• _Work to complete_
Within the records below, how many lines hold the string "ylabel"? State that number and nothing else.

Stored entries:
● ● ● ●
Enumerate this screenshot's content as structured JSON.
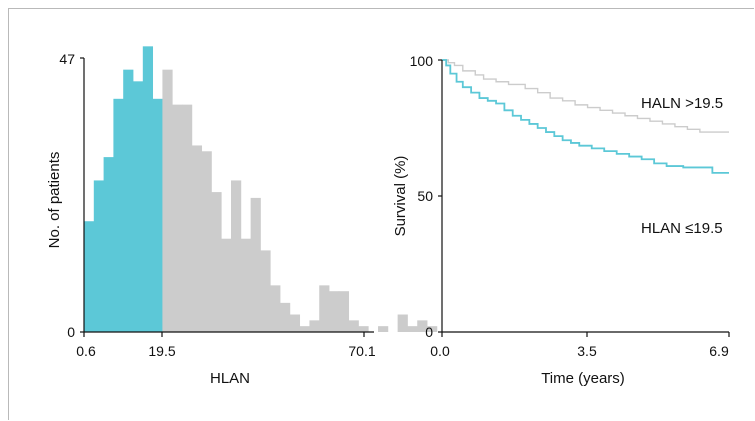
{
  "colors": {
    "low": "#5cc8d7",
    "high": "#cccccc",
    "axis": "#111111"
  },
  "chart_data": [
    {
      "type": "bar",
      "title": "",
      "xlabel": "HLAN",
      "ylabel": "No. of patients",
      "xlim": [
        0.6,
        72.5
      ],
      "ylim": [
        0,
        47
      ],
      "xticks": [
        "0.6",
        "19.5",
        "70.1"
      ],
      "yticks": [
        "0",
        "47"
      ],
      "bin_width": 2.43,
      "cutoff": 19.5,
      "series": [
        {
          "group": "low",
          "values": [
            19,
            26,
            30,
            40,
            45,
            43,
            49,
            40
          ]
        },
        {
          "group": "high",
          "values": [
            45,
            39,
            39,
            32,
            31,
            24,
            16,
            26,
            16,
            23,
            14,
            8,
            5,
            3,
            1,
            2,
            8,
            7,
            7,
            2,
            1,
            0,
            1,
            0,
            3,
            1,
            2,
            1
          ]
        }
      ]
    },
    {
      "type": "line",
      "title": "",
      "xlabel": "Time (years)",
      "ylabel": "Survival (%)",
      "xlim": [
        0,
        6.9
      ],
      "ylim": [
        0,
        100
      ],
      "xticks": [
        "0.0",
        "3.5",
        "6.9"
      ],
      "yticks": [
        "0",
        "50",
        "100"
      ],
      "series": [
        {
          "name": "HALN >19.5",
          "group": "high",
          "x": [
            0,
            0.15,
            0.3,
            0.5,
            0.8,
            1.0,
            1.3,
            1.6,
            2.0,
            2.3,
            2.6,
            2.9,
            3.2,
            3.5,
            3.8,
            4.1,
            4.4,
            4.7,
            5.0,
            5.3,
            5.6,
            5.9,
            6.2,
            6.5,
            6.9
          ],
          "y": [
            100,
            99,
            98,
            96,
            94.5,
            93,
            92,
            91,
            89.5,
            88,
            86,
            85,
            83.5,
            82.5,
            81.5,
            80.5,
            79.5,
            78.5,
            77.5,
            76.5,
            75.5,
            74.5,
            73.5,
            73.5,
            73.5
          ]
        },
        {
          "name": "HLAN ≤19.5",
          "group": "low",
          "x": [
            0,
            0.1,
            0.2,
            0.35,
            0.5,
            0.7,
            0.9,
            1.1,
            1.3,
            1.5,
            1.7,
            1.9,
            2.1,
            2.3,
            2.5,
            2.7,
            2.9,
            3.1,
            3.3,
            3.6,
            3.9,
            4.2,
            4.5,
            4.8,
            5.1,
            5.4,
            5.8,
            6.2,
            6.5,
            6.9
          ],
          "y": [
            100,
            98,
            95,
            92,
            90,
            88,
            86,
            85,
            84,
            81.5,
            79.5,
            78,
            76.5,
            75,
            73.5,
            72,
            70.5,
            69.5,
            68.5,
            67.5,
            66.5,
            65.5,
            64.5,
            63.5,
            62,
            61,
            60.5,
            60.5,
            58.5,
            58.5
          ]
        }
      ]
    }
  ]
}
● ● ● ●
• _Reply_
2